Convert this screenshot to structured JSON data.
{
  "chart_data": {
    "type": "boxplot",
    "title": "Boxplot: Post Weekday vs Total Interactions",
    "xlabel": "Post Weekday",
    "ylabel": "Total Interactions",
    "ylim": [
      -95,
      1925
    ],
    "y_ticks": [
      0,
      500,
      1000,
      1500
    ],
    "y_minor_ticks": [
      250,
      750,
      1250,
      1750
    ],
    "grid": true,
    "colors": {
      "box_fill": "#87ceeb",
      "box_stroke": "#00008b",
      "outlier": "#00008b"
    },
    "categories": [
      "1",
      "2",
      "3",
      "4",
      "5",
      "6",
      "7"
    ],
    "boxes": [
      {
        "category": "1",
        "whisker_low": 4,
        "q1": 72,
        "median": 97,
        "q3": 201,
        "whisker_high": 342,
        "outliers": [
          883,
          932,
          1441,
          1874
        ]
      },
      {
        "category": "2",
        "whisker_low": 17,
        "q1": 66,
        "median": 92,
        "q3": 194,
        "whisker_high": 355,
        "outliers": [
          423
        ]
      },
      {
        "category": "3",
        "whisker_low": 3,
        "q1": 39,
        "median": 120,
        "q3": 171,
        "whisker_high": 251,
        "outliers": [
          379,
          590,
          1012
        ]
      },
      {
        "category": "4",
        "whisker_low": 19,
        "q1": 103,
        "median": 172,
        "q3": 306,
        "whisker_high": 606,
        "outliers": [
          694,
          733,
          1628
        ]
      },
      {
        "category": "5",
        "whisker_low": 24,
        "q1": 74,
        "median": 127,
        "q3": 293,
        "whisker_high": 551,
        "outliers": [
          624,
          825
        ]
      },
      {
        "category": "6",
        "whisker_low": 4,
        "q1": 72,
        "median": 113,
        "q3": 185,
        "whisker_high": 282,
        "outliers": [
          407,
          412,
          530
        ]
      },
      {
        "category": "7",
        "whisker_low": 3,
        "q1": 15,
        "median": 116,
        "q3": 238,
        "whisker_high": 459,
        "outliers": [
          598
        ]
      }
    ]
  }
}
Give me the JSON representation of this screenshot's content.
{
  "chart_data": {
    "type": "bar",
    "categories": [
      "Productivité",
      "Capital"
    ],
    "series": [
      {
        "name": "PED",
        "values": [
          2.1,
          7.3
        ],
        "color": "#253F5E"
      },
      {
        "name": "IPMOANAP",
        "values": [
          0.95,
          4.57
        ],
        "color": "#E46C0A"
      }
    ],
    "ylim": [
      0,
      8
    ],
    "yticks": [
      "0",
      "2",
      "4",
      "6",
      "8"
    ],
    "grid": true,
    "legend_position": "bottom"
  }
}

====

Problem to work on = Restate the records, all of them, precisely as written.

Solution =
Convert this screenshot to structured JSON data.
{
  "chart_data": {
    "type": "boxplot",
    "title": "Boxplot: Post Weekday vs Total Interactions",
    "xlabel": "Post Weekday",
    "ylabel": "Total Interactions",
    "ylim": [
      -95,
      1925
    ],
    "y_ticks": [
      0,
      500,
      1000,
      1500
    ],
    "y_minor_ticks": [
      250,
      750,
      1250,
      1750
    ],
    "grid": true,
    "colors": {
      "box_fill": "#87ceeb",
      "box_stroke": "#00008b",
      "outlier": "#00008b"
    },
    "categories": [
      "1",
      "2",
      "3",
      "4",
      "5",
      "6",
      "7"
    ],
    "boxes": [
      {
        "category": "1",
        "whisker_low": 4,
        "q1": 72,
        "median": 97,
        "q3": 201,
        "whisker_high": 342,
        "outliers": [
          883,
          932,
          1441,
          1874
        ]
      },
      {
        "category": "2",
        "whisker_low": 17,
        "q1": 66,
        "median": 92,
        "q3": 194,
        "whisker_high": 355,
        "outliers": [
          423
        ]
      },
      {
        "category": "3",
        "whisker_low": 3,
        "q1": 39,
        "median": 120,
        "q3": 171,
        "whisker_high": 251,
        "outliers": [
          379,
          590,
          1012
        ]
      },
      {
        "category": "4",
        "whisker_low": 19,
        "q1": 103,
        "median": 172,
        "q3": 306,
        "whisker_high": 606,
        "outliers": [
          694,
          733,
          1628
        ]
      },
      {
        "category": "5",
        "whisker_low": 24,
        "q1": 74,
        "median": 127,
        "q3": 293,
        "whisker_high": 551,
        "outliers": [
          624,
          825
        ]
      },
      {
        "category": "6",
        "whisker_low": 4,
        "q1": 72,
        "median": 113,
        "q3": 185,
        "whisker_high": 282,
        "outliers": [
          407,
          412,
          530
        ]
      },
      {
        "category": "7",
        "whisker_low": 3,
        "q1": 15,
        "median": 116,
        "q3": 238,
        "whisker_high": 459,
        "outliers": [
          598
        ]
      }
    ]
  }
}
Give me the JSON representation of this screenshot's content.
{
  "chart_data": {
    "type": "bar",
    "categories": [
      "Productivité",
      "Capital"
    ],
    "series": [
      {
        "name": "PED",
        "values": [
          2.1,
          7.3
        ],
        "color": "#253F5E"
      },
      {
        "name": "IPMOANAP",
        "values": [
          0.95,
          4.57
        ],
        "color": "#E46C0A"
      }
    ],
    "ylim": [
      0,
      8
    ],
    "yticks": [
      "0",
      "2",
      "4",
      "6",
      "8"
    ],
    "grid": true,
    "legend_position": "bottom"
  }
}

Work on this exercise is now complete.